◆ **What you are asked to do**
All the data should be repeated exactly. Any image in it is left out.

Dataset excerpt:
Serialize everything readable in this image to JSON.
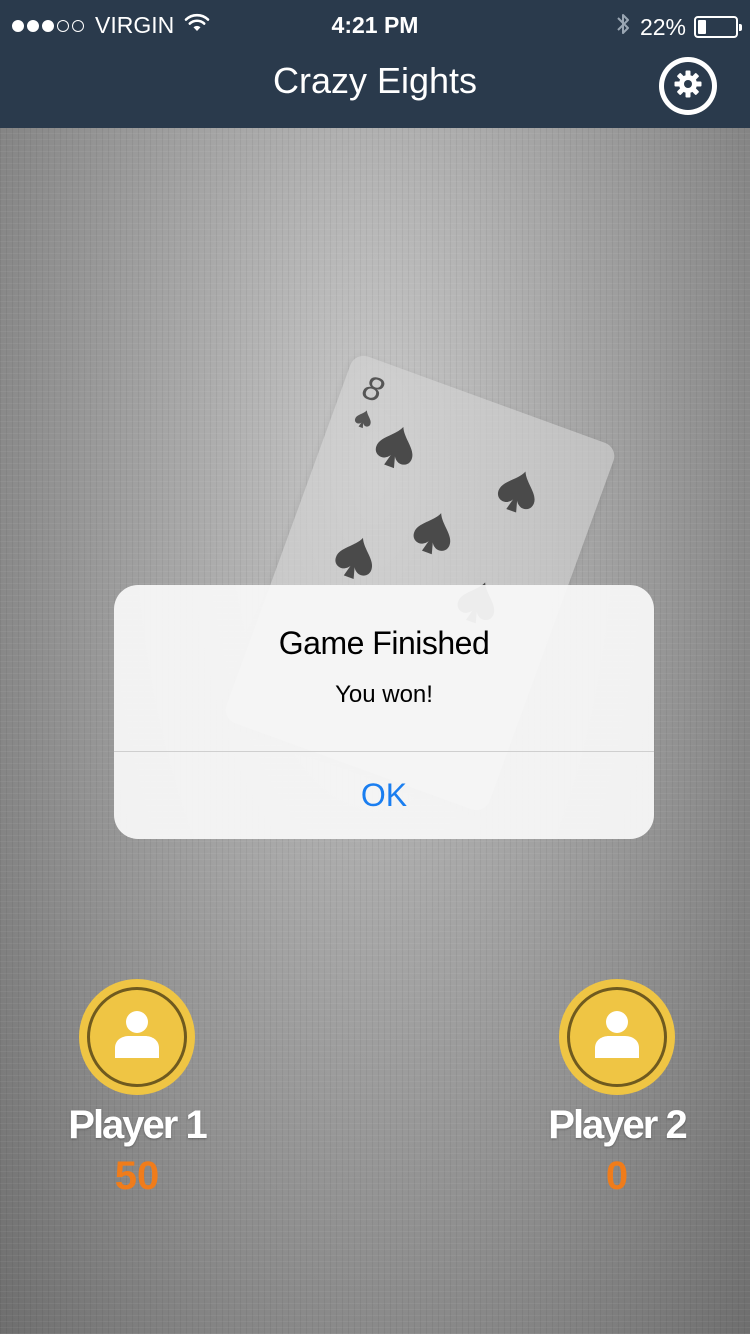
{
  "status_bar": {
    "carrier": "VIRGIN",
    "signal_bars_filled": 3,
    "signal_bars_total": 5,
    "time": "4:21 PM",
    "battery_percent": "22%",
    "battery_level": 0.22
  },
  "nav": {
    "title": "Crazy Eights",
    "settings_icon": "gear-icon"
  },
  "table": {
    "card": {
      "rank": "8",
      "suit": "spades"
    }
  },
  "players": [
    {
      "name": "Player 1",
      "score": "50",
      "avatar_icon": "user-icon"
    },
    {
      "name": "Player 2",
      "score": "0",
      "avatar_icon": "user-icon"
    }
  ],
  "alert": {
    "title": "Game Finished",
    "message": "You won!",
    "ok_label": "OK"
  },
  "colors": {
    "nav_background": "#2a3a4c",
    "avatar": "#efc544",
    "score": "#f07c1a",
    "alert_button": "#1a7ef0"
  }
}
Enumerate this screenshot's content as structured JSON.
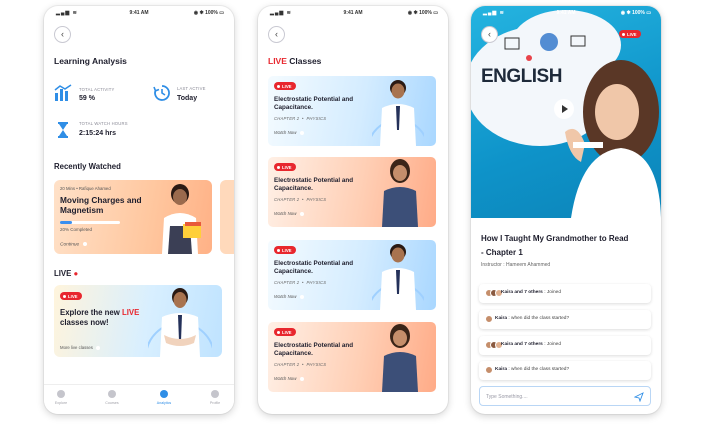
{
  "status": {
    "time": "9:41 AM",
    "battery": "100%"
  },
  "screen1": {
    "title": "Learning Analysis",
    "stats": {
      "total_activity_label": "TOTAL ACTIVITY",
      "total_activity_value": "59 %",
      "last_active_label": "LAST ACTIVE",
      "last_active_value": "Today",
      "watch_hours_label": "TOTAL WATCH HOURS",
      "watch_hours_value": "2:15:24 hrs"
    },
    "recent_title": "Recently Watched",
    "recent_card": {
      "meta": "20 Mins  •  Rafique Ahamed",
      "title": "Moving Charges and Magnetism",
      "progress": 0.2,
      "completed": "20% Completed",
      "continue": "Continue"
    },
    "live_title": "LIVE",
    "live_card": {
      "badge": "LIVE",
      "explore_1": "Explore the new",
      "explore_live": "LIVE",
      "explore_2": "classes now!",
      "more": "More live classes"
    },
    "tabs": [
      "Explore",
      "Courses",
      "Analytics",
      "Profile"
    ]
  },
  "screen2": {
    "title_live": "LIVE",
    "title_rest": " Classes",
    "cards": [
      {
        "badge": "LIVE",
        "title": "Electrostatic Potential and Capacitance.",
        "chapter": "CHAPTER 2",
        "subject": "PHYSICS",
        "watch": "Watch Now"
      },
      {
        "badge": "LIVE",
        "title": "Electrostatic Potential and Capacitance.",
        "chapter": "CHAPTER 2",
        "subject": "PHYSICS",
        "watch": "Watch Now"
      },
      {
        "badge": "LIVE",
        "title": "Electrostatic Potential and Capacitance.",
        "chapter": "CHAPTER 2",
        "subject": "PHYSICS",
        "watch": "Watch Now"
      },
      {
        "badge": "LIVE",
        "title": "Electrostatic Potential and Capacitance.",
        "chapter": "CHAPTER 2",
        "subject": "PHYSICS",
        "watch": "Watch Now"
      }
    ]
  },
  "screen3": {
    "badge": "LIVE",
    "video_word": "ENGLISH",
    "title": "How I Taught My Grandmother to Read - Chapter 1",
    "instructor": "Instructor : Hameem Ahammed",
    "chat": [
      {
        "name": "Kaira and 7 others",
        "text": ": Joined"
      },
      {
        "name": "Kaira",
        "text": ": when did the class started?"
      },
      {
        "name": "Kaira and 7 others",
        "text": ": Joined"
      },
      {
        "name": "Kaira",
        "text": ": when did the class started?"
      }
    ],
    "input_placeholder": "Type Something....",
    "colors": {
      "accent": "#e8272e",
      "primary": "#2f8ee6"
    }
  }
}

◆ **Output**
Serialize everything readable in this image to JSON.
{
  "status_bar": {
    "carrier": "VIRGIN",
    "signal_bars_filled": 3,
    "signal_bars_total": 5,
    "time": "4:21 PM",
    "battery_percent": "22%",
    "battery_level": 0.22
  },
  "nav": {
    "title": "Crazy Eights",
    "settings_icon": "gear-icon"
  },
  "table": {
    "card": {
      "rank": "8",
      "suit": "spades"
    }
  },
  "players": [
    {
      "name": "Player 1",
      "score": "50",
      "avatar_icon": "user-icon"
    },
    {
      "name": "Player 2",
      "score": "0",
      "avatar_icon": "user-icon"
    }
  ],
  "alert": {
    "title": "Game Finished",
    "message": "You won!",
    "ok_label": "OK"
  },
  "colors": {
    "nav_background": "#2a3a4c",
    "avatar": "#efc544",
    "score": "#f07c1a",
    "alert_button": "#1a7ef0"
  }
}
Enumerate this screenshot's content as structured JSON.
{
  "status": {
    "time": "9:41 AM",
    "battery": "100%"
  },
  "screen1": {
    "title": "Learning Analysis",
    "stats": {
      "total_activity_label": "TOTAL ACTIVITY",
      "total_activity_value": "59 %",
      "last_active_label": "LAST ACTIVE",
      "last_active_value": "Today",
      "watch_hours_label": "TOTAL WATCH HOURS",
      "watch_hours_value": "2:15:24 hrs"
    },
    "recent_title": "Recently Watched",
    "recent_card": {
      "meta": "20 Mins  •  Rafique Ahamed",
      "title": "Moving Charges and Magnetism",
      "progress": 0.2,
      "completed": "20% Completed",
      "continue": "Continue"
    },
    "live_title": "LIVE",
    "live_card": {
      "badge": "LIVE",
      "explore_1": "Explore the new",
      "explore_live": "LIVE",
      "explore_2": "classes now!",
      "more": "More live classes"
    },
    "tabs": [
      "Explore",
      "Courses",
      "Analytics",
      "Profile"
    ]
  },
  "screen2": {
    "title_live": "LIVE",
    "title_rest": " Classes",
    "cards": [
      {
        "badge": "LIVE",
        "title": "Electrostatic Potential and Capacitance.",
        "chapter": "CHAPTER 2",
        "subject": "PHYSICS",
        "watch": "Watch Now"
      },
      {
        "badge": "LIVE",
        "title": "Electrostatic Potential and Capacitance.",
        "chapter": "CHAPTER 2",
        "subject": "PHYSICS",
        "watch": "Watch Now"
      },
      {
        "badge": "LIVE",
        "title": "Electrostatic Potential and Capacitance.",
        "chapter": "CHAPTER 2",
        "subject": "PHYSICS",
        "watch": "Watch Now"
      },
      {
        "badge": "LIVE",
        "title": "Electrostatic Potential and Capacitance.",
        "chapter": "CHAPTER 2",
        "subject": "PHYSICS",
        "watch": "Watch Now"
      }
    ]
  },
  "screen3": {
    "badge": "LIVE",
    "video_word": "ENGLISH",
    "title": "How I Taught My Grandmother to Read - Chapter 1",
    "instructor": "Instructor : Hameem Ahammed",
    "chat": [
      {
        "name": "Kaira and 7 others",
        "text": ": Joined"
      },
      {
        "name": "Kaira",
        "text": ": when did the class started?"
      },
      {
        "name": "Kaira and 7 others",
        "text": ": Joined"
      },
      {
        "name": "Kaira",
        "text": ": when did the class started?"
      }
    ],
    "input_placeholder": "Type Something....",
    "colors": {
      "accent": "#e8272e",
      "primary": "#2f8ee6"
    }
  }
}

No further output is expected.